- [TASK TO CARRY OUT]:
Copy every line that contains the string "title" from the entries below.

- [RECORDS FOR THIS TASK]:

+ + + + + + +

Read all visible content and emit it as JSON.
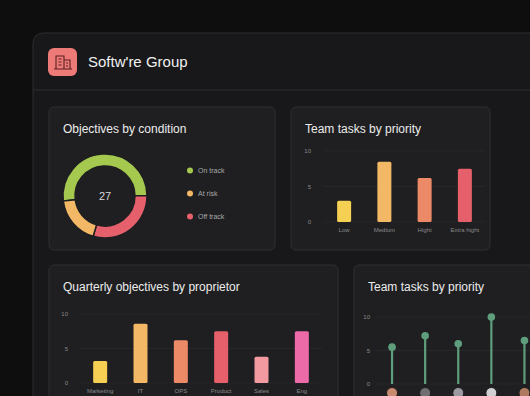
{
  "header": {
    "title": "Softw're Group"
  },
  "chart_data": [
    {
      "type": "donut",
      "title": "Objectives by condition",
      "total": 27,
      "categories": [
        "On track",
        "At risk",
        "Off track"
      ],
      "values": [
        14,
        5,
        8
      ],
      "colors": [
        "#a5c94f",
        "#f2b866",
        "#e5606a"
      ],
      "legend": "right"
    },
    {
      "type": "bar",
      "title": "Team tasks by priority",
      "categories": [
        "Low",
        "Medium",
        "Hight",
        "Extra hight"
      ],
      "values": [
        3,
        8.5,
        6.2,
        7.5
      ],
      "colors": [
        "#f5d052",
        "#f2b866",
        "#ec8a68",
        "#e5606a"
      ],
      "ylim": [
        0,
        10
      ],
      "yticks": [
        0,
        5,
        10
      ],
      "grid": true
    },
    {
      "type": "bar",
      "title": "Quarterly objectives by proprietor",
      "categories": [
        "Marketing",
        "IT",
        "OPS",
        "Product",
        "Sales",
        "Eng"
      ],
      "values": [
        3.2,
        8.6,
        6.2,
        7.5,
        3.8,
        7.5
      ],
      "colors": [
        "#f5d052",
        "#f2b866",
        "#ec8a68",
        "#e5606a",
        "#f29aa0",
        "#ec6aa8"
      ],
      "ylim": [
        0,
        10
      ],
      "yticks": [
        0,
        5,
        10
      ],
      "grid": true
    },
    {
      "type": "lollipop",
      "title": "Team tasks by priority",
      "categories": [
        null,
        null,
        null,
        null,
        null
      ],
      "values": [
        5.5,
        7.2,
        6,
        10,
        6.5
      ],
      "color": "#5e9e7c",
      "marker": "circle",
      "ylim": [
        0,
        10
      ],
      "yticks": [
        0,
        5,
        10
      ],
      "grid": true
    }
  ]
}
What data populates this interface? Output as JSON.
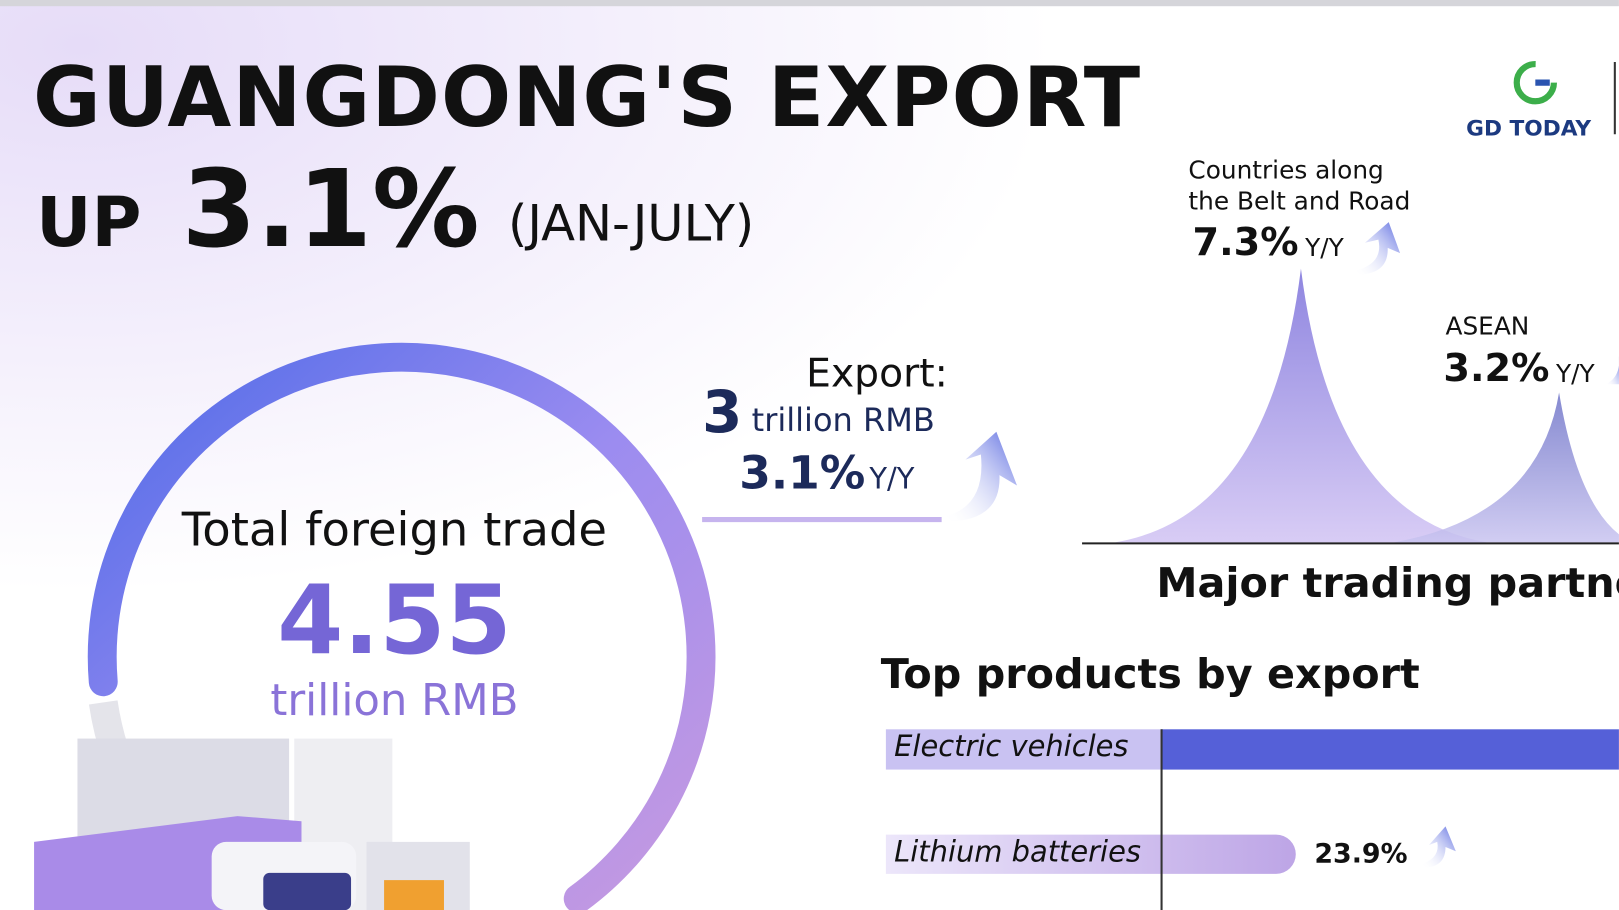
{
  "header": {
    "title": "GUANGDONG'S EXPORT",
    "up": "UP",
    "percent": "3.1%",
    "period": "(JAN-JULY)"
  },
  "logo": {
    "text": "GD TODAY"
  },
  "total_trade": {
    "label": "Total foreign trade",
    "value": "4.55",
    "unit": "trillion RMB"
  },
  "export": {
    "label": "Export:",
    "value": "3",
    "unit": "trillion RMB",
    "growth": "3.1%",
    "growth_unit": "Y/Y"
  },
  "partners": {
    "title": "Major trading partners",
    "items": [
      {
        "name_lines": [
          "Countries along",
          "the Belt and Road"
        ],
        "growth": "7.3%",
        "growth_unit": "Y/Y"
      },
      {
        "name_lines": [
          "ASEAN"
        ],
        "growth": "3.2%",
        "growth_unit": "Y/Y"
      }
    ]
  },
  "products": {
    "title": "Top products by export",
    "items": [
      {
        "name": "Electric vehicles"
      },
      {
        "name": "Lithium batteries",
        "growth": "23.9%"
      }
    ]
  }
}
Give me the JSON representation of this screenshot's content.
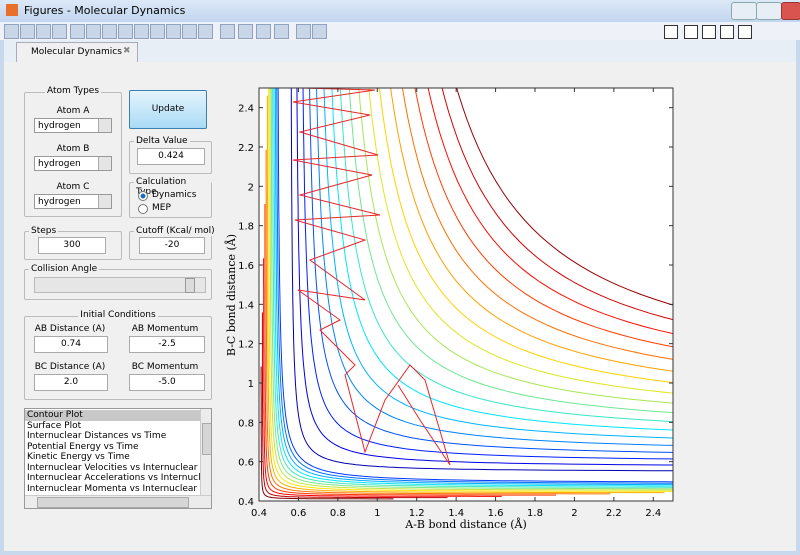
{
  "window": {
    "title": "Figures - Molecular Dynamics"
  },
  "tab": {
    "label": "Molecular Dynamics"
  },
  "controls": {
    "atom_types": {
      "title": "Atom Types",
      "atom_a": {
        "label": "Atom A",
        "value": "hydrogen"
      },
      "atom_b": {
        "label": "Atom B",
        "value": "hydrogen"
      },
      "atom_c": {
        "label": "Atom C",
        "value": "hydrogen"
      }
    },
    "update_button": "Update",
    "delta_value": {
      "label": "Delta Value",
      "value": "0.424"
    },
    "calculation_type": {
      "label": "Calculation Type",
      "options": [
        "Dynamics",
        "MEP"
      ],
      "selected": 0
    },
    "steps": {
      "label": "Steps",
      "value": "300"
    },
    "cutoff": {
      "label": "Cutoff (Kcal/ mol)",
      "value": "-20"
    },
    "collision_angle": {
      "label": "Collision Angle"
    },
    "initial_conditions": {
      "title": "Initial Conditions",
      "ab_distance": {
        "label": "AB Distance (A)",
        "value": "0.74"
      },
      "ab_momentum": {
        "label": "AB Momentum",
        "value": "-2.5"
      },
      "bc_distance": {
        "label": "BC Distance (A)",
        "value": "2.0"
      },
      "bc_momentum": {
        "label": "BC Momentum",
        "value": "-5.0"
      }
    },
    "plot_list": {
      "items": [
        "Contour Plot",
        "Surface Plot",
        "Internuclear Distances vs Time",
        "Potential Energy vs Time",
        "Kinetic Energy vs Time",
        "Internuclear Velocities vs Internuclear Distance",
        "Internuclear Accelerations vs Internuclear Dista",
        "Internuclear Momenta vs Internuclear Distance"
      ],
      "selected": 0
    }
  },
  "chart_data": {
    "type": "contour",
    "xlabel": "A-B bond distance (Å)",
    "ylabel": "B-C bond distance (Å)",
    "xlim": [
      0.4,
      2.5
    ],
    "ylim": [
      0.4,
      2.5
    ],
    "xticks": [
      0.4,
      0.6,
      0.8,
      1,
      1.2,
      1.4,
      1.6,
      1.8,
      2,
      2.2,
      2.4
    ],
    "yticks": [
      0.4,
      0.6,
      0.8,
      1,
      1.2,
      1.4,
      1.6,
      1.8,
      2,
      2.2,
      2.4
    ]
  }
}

+ + + + + + +

- [COMPLETED EXERCISE]:
    "title": "Softw're Group"
      "title": "Objectives by condition",
      "title": "Team tasks by priority",
      "title": "Quarterly objectives by proprietor",
      "title": "Team tasks by priority",
    "title": "GUANGDONG'S EXPORT",
    "title": "Major trading partners",
    "title": "Top products by export",
    "title": "Figures - Molecular Dynamics"
      "title": "Atom Types",
      "title": "Initial Conditions",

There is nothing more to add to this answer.